Collect each line containing "image".
======== Input records
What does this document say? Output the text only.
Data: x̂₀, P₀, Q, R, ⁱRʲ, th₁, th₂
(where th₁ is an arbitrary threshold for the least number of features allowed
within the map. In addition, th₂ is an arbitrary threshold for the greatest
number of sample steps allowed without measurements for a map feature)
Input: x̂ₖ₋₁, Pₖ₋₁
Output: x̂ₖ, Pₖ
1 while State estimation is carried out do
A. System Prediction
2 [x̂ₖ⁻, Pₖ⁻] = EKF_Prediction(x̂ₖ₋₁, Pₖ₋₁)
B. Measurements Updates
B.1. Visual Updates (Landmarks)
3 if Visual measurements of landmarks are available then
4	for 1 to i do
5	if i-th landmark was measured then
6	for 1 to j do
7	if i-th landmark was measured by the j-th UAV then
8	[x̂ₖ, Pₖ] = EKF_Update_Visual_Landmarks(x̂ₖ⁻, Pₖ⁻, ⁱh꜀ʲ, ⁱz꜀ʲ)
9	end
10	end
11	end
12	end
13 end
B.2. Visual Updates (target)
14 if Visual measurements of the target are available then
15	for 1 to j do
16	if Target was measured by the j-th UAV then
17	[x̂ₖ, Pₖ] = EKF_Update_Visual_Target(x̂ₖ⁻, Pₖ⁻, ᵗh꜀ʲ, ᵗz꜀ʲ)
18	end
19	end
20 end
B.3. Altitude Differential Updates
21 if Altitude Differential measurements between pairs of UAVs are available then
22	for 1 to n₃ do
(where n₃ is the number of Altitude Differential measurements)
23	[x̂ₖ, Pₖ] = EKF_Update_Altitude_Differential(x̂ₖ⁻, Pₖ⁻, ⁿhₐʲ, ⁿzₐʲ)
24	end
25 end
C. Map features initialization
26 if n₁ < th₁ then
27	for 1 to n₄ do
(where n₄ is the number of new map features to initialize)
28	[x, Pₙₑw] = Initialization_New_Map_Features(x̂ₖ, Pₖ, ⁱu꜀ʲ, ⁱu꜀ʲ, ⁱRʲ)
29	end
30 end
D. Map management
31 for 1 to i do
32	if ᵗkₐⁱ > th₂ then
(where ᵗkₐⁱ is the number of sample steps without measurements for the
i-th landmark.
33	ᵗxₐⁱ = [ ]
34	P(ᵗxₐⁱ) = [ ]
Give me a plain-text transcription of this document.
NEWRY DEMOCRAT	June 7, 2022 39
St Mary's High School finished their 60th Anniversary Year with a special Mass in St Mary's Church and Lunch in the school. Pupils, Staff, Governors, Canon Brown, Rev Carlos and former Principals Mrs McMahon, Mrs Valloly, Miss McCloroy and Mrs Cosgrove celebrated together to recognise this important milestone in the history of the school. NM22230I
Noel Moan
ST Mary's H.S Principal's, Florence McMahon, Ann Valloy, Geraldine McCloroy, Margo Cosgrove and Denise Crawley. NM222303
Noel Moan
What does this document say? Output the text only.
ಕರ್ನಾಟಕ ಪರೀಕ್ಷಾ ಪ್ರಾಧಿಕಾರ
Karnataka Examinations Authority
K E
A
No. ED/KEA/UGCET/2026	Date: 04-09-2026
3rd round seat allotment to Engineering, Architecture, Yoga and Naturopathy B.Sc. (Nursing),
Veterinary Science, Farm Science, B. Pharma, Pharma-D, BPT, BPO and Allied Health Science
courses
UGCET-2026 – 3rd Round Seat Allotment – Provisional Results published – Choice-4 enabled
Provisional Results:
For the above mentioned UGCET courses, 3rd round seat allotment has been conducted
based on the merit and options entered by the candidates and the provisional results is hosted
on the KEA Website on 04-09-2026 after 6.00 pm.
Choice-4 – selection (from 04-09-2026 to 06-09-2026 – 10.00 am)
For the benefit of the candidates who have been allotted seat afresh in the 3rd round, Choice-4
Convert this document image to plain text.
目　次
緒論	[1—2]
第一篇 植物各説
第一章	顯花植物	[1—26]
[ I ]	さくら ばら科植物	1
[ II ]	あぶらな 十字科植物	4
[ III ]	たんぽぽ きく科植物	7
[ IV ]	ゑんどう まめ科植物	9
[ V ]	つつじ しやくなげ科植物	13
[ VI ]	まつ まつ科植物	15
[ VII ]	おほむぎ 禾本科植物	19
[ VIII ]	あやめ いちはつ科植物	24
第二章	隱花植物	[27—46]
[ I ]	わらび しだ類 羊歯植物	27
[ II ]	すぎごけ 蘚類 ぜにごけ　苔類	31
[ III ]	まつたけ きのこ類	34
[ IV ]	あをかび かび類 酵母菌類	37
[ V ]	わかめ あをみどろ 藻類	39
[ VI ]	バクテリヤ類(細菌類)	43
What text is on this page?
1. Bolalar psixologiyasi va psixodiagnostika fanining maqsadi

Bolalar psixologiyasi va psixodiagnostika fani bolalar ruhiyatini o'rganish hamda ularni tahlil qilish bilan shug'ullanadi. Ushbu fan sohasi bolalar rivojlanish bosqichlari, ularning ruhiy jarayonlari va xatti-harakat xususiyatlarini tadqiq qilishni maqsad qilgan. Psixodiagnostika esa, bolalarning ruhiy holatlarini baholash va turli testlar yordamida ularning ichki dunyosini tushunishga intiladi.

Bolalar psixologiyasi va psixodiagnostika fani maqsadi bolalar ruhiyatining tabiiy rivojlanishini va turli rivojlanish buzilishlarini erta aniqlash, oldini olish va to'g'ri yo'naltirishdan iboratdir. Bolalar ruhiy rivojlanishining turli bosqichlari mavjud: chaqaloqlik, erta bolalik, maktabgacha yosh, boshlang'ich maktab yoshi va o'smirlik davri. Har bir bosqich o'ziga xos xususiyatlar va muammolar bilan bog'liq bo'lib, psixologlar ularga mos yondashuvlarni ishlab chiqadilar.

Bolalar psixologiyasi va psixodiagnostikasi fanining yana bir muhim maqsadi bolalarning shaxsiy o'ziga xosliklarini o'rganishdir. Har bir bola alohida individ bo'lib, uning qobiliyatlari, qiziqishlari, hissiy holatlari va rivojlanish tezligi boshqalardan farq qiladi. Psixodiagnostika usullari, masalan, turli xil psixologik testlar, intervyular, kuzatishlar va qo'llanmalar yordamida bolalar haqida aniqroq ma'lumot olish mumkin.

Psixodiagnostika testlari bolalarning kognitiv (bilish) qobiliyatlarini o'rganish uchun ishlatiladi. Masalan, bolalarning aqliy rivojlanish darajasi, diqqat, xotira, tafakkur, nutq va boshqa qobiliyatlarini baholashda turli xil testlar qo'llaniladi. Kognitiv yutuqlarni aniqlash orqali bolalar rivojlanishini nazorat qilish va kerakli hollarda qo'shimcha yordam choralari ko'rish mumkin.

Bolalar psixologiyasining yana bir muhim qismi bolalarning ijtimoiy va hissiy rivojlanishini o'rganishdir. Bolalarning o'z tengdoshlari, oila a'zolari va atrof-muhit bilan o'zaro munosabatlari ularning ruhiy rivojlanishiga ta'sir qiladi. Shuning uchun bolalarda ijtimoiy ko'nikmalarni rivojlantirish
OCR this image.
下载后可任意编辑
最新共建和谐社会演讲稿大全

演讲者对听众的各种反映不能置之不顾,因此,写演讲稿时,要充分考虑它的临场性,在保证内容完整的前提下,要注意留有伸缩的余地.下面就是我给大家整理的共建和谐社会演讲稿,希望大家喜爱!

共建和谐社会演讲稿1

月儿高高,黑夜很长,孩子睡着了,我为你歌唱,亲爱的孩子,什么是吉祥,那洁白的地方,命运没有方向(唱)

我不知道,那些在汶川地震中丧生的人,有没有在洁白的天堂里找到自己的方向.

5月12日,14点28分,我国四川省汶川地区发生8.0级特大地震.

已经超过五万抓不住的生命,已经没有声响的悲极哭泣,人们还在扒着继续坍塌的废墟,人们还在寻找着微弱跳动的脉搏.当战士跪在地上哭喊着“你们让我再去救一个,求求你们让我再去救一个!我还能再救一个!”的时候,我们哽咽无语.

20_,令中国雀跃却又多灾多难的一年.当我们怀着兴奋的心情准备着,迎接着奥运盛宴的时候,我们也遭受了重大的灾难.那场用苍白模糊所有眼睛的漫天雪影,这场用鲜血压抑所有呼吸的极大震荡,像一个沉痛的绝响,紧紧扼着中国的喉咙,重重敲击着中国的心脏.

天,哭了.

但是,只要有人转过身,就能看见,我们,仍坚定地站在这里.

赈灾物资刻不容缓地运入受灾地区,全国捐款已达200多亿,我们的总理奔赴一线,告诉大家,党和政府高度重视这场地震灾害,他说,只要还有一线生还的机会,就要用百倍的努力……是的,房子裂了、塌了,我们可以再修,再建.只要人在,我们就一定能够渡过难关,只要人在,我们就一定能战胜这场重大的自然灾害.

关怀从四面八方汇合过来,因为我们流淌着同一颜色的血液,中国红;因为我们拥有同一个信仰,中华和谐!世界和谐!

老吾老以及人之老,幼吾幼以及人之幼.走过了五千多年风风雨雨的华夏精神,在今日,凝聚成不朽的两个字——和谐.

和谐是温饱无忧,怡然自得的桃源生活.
================
▸ Written response
Convert this document image to plain text.
OCR this image.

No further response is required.